Given request
Write every entry out again exactly, please, and skip the pictures.

(Extracts from a graphics dataset)
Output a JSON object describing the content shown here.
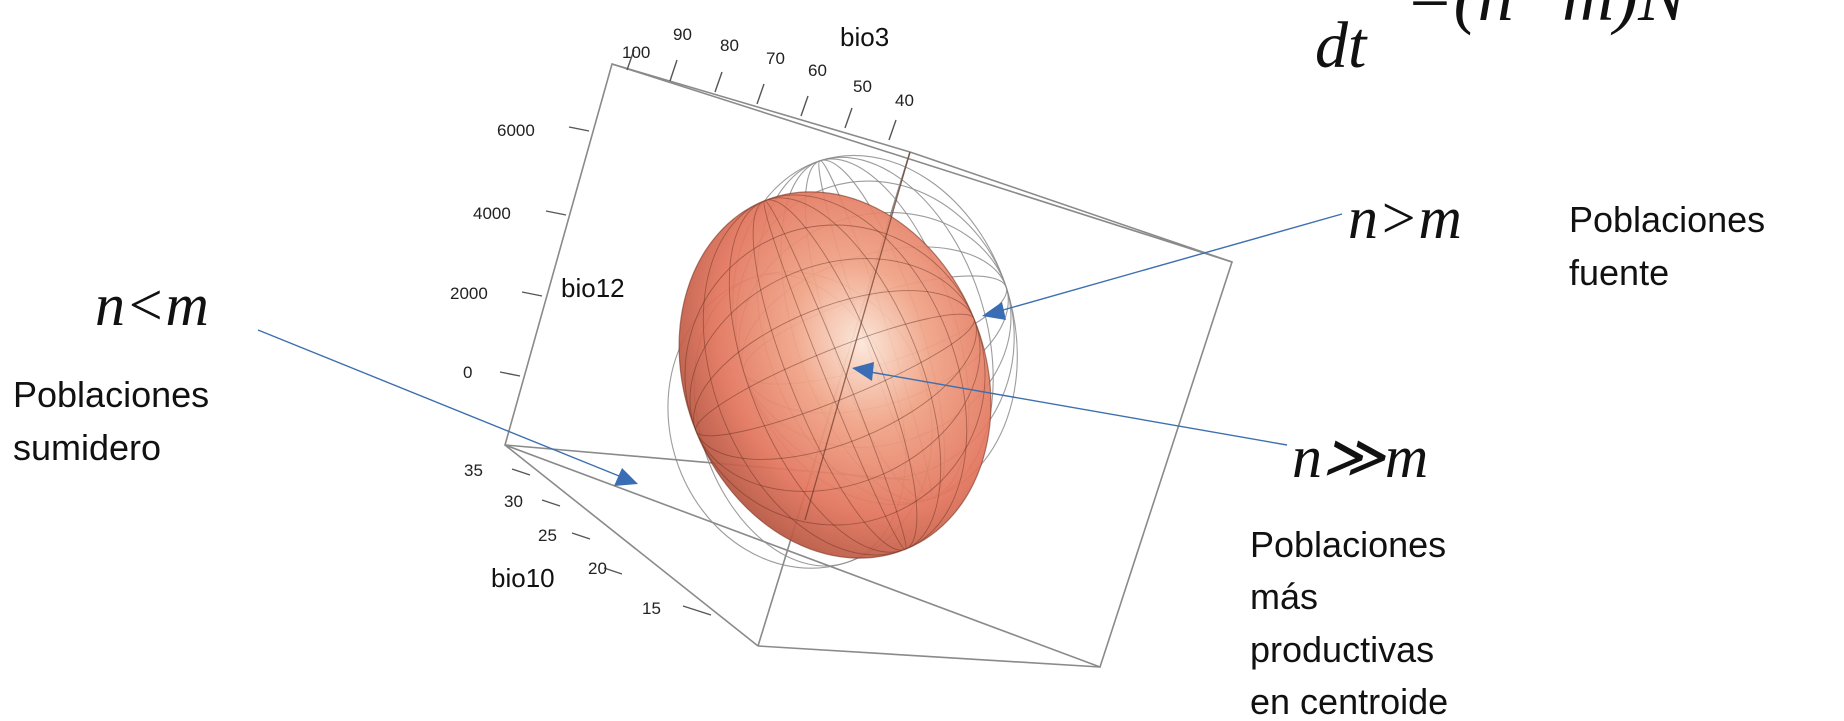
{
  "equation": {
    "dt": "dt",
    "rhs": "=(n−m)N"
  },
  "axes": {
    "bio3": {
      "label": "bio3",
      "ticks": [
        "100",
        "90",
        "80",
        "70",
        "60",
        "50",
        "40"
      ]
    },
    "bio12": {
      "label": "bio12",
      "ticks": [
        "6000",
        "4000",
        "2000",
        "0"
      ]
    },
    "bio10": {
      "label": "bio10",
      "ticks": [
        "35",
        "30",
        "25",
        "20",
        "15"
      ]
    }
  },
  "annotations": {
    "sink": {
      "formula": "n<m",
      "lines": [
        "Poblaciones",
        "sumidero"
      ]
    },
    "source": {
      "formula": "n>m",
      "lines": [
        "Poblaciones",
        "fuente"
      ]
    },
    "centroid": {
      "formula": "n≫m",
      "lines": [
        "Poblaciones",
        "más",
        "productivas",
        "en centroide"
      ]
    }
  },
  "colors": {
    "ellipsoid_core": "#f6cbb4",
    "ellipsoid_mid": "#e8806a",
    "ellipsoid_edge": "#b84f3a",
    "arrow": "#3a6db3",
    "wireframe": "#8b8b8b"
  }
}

Exercise result
Output a JSON object describing the content shown here.
{
  "equation": {
    "dt": "dt",
    "rhs": "=(n−m)N"
  },
  "axes": {
    "bio3": {
      "label": "bio3",
      "ticks": [
        "100",
        "90",
        "80",
        "70",
        "60",
        "50",
        "40"
      ]
    },
    "bio12": {
      "label": "bio12",
      "ticks": [
        "6000",
        "4000",
        "2000",
        "0"
      ]
    },
    "bio10": {
      "label": "bio10",
      "ticks": [
        "35",
        "30",
        "25",
        "20",
        "15"
      ]
    }
  },
  "annotations": {
    "sink": {
      "formula": "n<m",
      "lines": [
        "Poblaciones",
        "sumidero"
      ]
    },
    "source": {
      "formula": "n>m",
      "lines": [
        "Poblaciones",
        "fuente"
      ]
    },
    "centroid": {
      "formula": "n≫m",
      "lines": [
        "Poblaciones",
        "más",
        "productivas",
        "en centroide"
      ]
    }
  },
  "colors": {
    "ellipsoid_core": "#f6cbb4",
    "ellipsoid_mid": "#e8806a",
    "ellipsoid_edge": "#b84f3a",
    "arrow": "#3a6db3",
    "wireframe": "#8b8b8b"
  }
}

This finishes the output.